━━━━━ Given records ━━━━━

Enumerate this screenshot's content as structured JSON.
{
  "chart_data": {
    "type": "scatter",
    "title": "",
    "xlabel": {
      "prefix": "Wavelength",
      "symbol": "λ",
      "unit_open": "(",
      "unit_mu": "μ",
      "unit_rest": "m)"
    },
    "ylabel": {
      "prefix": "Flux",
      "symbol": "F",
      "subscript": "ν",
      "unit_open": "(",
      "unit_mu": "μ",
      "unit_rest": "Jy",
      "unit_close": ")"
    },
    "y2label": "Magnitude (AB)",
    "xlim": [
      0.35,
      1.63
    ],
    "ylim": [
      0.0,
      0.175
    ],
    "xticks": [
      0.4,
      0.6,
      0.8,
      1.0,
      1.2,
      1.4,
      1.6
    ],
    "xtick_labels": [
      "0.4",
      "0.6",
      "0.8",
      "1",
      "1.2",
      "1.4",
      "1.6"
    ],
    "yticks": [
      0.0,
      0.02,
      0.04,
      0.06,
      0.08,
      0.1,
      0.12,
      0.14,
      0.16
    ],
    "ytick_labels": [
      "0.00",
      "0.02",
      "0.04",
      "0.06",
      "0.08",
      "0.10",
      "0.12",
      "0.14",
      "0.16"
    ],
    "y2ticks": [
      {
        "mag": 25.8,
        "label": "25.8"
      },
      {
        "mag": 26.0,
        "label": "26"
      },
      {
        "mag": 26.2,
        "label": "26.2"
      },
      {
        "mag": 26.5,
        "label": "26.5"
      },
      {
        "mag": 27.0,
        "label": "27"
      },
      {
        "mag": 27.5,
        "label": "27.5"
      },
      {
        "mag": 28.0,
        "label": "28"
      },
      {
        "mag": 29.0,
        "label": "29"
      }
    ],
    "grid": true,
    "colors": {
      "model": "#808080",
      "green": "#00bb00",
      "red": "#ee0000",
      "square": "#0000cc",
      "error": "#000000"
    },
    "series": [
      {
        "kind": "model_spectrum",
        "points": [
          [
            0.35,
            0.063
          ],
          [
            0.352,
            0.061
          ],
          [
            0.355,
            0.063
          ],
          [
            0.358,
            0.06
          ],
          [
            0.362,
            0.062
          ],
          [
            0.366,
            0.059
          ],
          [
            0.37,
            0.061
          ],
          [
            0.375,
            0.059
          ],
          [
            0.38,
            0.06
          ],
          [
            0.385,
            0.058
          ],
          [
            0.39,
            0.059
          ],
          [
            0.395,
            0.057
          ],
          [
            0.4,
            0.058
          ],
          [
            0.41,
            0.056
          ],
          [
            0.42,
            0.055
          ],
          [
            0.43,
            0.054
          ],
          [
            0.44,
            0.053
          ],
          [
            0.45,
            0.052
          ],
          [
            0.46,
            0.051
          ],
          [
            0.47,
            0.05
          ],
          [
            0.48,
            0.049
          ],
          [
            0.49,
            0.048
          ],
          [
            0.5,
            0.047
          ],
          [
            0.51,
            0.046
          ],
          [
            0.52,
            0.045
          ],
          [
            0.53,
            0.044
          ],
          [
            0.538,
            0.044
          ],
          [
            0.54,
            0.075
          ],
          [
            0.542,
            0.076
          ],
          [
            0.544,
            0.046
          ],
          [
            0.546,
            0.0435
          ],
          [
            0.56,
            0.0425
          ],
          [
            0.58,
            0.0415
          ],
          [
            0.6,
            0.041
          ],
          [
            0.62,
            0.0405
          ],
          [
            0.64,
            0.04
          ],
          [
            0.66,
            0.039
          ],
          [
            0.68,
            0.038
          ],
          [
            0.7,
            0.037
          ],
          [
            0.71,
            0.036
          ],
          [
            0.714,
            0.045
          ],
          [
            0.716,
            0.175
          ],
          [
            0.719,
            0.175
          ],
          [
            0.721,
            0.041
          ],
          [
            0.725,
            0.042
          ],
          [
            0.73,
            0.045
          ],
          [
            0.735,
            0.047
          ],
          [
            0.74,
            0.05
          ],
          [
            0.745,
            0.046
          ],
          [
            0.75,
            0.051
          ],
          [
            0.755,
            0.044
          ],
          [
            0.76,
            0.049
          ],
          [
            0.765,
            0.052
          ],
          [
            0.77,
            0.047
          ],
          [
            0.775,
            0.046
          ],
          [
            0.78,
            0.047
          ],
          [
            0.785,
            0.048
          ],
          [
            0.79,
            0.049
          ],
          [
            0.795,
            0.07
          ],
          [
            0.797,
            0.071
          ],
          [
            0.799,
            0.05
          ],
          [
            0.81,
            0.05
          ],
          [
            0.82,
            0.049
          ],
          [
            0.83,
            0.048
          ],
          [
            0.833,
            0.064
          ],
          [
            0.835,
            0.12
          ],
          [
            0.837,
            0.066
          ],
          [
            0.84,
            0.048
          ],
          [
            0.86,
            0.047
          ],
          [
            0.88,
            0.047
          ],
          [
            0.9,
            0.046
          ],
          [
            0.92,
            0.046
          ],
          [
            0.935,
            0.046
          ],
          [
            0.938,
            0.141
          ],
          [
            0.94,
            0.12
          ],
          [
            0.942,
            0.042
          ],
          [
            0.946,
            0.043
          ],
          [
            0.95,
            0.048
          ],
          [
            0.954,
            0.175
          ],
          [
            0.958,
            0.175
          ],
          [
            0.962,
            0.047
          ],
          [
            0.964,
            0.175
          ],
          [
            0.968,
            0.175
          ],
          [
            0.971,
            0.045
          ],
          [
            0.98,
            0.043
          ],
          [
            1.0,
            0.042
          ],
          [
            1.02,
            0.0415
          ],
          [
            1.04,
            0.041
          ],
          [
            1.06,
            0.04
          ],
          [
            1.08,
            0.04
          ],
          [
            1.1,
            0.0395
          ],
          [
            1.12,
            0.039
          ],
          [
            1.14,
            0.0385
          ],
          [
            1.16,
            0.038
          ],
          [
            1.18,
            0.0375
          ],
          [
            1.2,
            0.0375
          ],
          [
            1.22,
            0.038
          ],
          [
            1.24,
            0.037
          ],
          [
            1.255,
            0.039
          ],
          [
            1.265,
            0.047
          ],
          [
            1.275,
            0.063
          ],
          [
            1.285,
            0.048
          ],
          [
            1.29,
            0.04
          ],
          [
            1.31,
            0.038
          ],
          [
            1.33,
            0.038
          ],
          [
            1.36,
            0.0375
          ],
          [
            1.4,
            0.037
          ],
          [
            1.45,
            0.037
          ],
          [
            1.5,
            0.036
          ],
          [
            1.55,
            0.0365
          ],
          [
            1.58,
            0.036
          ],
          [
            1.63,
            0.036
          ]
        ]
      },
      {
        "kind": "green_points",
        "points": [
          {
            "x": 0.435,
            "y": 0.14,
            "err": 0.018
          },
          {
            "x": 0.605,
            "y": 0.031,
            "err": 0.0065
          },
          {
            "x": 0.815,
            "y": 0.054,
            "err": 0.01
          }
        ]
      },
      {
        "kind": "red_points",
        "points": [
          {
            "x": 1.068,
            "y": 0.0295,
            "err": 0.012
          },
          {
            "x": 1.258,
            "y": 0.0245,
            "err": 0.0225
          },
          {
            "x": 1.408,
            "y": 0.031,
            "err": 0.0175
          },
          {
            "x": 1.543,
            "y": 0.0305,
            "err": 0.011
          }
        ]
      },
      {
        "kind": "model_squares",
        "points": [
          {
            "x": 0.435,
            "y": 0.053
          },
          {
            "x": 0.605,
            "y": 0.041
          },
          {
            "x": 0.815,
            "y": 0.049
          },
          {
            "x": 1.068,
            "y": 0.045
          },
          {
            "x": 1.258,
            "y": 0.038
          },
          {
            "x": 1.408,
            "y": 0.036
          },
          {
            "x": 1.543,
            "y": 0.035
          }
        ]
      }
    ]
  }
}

━━━━━

Written request >>
Copy each record from above without leaving any out.

Correct response >>
Enumerate this screenshot's content as structured JSON.
{
  "chart_data": {
    "type": "scatter",
    "title": "",
    "xlabel": {
      "prefix": "Wavelength",
      "symbol": "λ",
      "unit_open": "(",
      "unit_mu": "μ",
      "unit_rest": "m)"
    },
    "ylabel": {
      "prefix": "Flux",
      "symbol": "F",
      "subscript": "ν",
      "unit_open": "(",
      "unit_mu": "μ",
      "unit_rest": "Jy",
      "unit_close": ")"
    },
    "y2label": "Magnitude (AB)",
    "xlim": [
      0.35,
      1.63
    ],
    "ylim": [
      0.0,
      0.175
    ],
    "xticks": [
      0.4,
      0.6,
      0.8,
      1.0,
      1.2,
      1.4,
      1.6
    ],
    "xtick_labels": [
      "0.4",
      "0.6",
      "0.8",
      "1",
      "1.2",
      "1.4",
      "1.6"
    ],
    "yticks": [
      0.0,
      0.02,
      0.04,
      0.06,
      0.08,
      0.1,
      0.12,
      0.14,
      0.16
    ],
    "ytick_labels": [
      "0.00",
      "0.02",
      "0.04",
      "0.06",
      "0.08",
      "0.10",
      "0.12",
      "0.14",
      "0.16"
    ],
    "y2ticks": [
      {
        "mag": 25.8,
        "label": "25.8"
      },
      {
        "mag": 26.0,
        "label": "26"
      },
      {
        "mag": 26.2,
        "label": "26.2"
      },
      {
        "mag": 26.5,
        "label": "26.5"
      },
      {
        "mag": 27.0,
        "label": "27"
      },
      {
        "mag": 27.5,
        "label": "27.5"
      },
      {
        "mag": 28.0,
        "label": "28"
      },
      {
        "mag": 29.0,
        "label": "29"
      }
    ],
    "grid": true,
    "colors": {
      "model": "#808080",
      "green": "#00bb00",
      "red": "#ee0000",
      "square": "#0000cc",
      "error": "#000000"
    },
    "series": [
      {
        "kind": "model_spectrum",
        "points": [
          [
            0.35,
            0.063
          ],
          [
            0.352,
            0.061
          ],
          [
            0.355,
            0.063
          ],
          [
            0.358,
            0.06
          ],
          [
            0.362,
            0.062
          ],
          [
            0.366,
            0.059
          ],
          [
            0.37,
            0.061
          ],
          [
            0.375,
            0.059
          ],
          [
            0.38,
            0.06
          ],
          [
            0.385,
            0.058
          ],
          [
            0.39,
            0.059
          ],
          [
            0.395,
            0.057
          ],
          [
            0.4,
            0.058
          ],
          [
            0.41,
            0.056
          ],
          [
            0.42,
            0.055
          ],
          [
            0.43,
            0.054
          ],
          [
            0.44,
            0.053
          ],
          [
            0.45,
            0.052
          ],
          [
            0.46,
            0.051
          ],
          [
            0.47,
            0.05
          ],
          [
            0.48,
            0.049
          ],
          [
            0.49,
            0.048
          ],
          [
            0.5,
            0.047
          ],
          [
            0.51,
            0.046
          ],
          [
            0.52,
            0.045
          ],
          [
            0.53,
            0.044
          ],
          [
            0.538,
            0.044
          ],
          [
            0.54,
            0.075
          ],
          [
            0.542,
            0.076
          ],
          [
            0.544,
            0.046
          ],
          [
            0.546,
            0.0435
          ],
          [
            0.56,
            0.0425
          ],
          [
            0.58,
            0.0415
          ],
          [
            0.6,
            0.041
          ],
          [
            0.62,
            0.0405
          ],
          [
            0.64,
            0.04
          ],
          [
            0.66,
            0.039
          ],
          [
            0.68,
            0.038
          ],
          [
            0.7,
            0.037
          ],
          [
            0.71,
            0.036
          ],
          [
            0.714,
            0.045
          ],
          [
            0.716,
            0.175
          ],
          [
            0.719,
            0.175
          ],
          [
            0.721,
            0.041
          ],
          [
            0.725,
            0.042
          ],
          [
            0.73,
            0.045
          ],
          [
            0.735,
            0.047
          ],
          [
            0.74,
            0.05
          ],
          [
            0.745,
            0.046
          ],
          [
            0.75,
            0.051
          ],
          [
            0.755,
            0.044
          ],
          [
            0.76,
            0.049
          ],
          [
            0.765,
            0.052
          ],
          [
            0.77,
            0.047
          ],
          [
            0.775,
            0.046
          ],
          [
            0.78,
            0.047
          ],
          [
            0.785,
            0.048
          ],
          [
            0.79,
            0.049
          ],
          [
            0.795,
            0.07
          ],
          [
            0.797,
            0.071
          ],
          [
            0.799,
            0.05
          ],
          [
            0.81,
            0.05
          ],
          [
            0.82,
            0.049
          ],
          [
            0.83,
            0.048
          ],
          [
            0.833,
            0.064
          ],
          [
            0.835,
            0.12
          ],
          [
            0.837,
            0.066
          ],
          [
            0.84,
            0.048
          ],
          [
            0.86,
            0.047
          ],
          [
            0.88,
            0.047
          ],
          [
            0.9,
            0.046
          ],
          [
            0.92,
            0.046
          ],
          [
            0.935,
            0.046
          ],
          [
            0.938,
            0.141
          ],
          [
            0.94,
            0.12
          ],
          [
            0.942,
            0.042
          ],
          [
            0.946,
            0.043
          ],
          [
            0.95,
            0.048
          ],
          [
            0.954,
            0.175
          ],
          [
            0.958,
            0.175
          ],
          [
            0.962,
            0.047
          ],
          [
            0.964,
            0.175
          ],
          [
            0.968,
            0.175
          ],
          [
            0.971,
            0.045
          ],
          [
            0.98,
            0.043
          ],
          [
            1.0,
            0.042
          ],
          [
            1.02,
            0.0415
          ],
          [
            1.04,
            0.041
          ],
          [
            1.06,
            0.04
          ],
          [
            1.08,
            0.04
          ],
          [
            1.1,
            0.0395
          ],
          [
            1.12,
            0.039
          ],
          [
            1.14,
            0.0385
          ],
          [
            1.16,
            0.038
          ],
          [
            1.18,
            0.0375
          ],
          [
            1.2,
            0.0375
          ],
          [
            1.22,
            0.038
          ],
          [
            1.24,
            0.037
          ],
          [
            1.255,
            0.039
          ],
          [
            1.265,
            0.047
          ],
          [
            1.275,
            0.063
          ],
          [
            1.285,
            0.048
          ],
          [
            1.29,
            0.04
          ],
          [
            1.31,
            0.038
          ],
          [
            1.33,
            0.038
          ],
          [
            1.36,
            0.0375
          ],
          [
            1.4,
            0.037
          ],
          [
            1.45,
            0.037
          ],
          [
            1.5,
            0.036
          ],
          [
            1.55,
            0.0365
          ],
          [
            1.58,
            0.036
          ],
          [
            1.63,
            0.036
          ]
        ]
      },
      {
        "kind": "green_points",
        "points": [
          {
            "x": 0.435,
            "y": 0.14,
            "err": 0.018
          },
          {
            "x": 0.605,
            "y": 0.031,
            "err": 0.0065
          },
          {
            "x": 0.815,
            "y": 0.054,
            "err": 0.01
          }
        ]
      },
      {
        "kind": "red_points",
        "points": [
          {
            "x": 1.068,
            "y": 0.0295,
            "err": 0.012
          },
          {
            "x": 1.258,
            "y": 0.0245,
            "err": 0.0225
          },
          {
            "x": 1.408,
            "y": 0.031,
            "err": 0.0175
          },
          {
            "x": 1.543,
            "y": 0.0305,
            "err": 0.011
          }
        ]
      },
      {
        "kind": "model_squares",
        "points": [
          {
            "x": 0.435,
            "y": 0.053
          },
          {
            "x": 0.605,
            "y": 0.041
          },
          {
            "x": 0.815,
            "y": 0.049
          },
          {
            "x": 1.068,
            "y": 0.045
          },
          {
            "x": 1.258,
            "y": 0.038
          },
          {
            "x": 1.408,
            "y": 0.036
          },
          {
            "x": 1.543,
            "y": 0.035
          }
        ]
      }
    ]
  }
}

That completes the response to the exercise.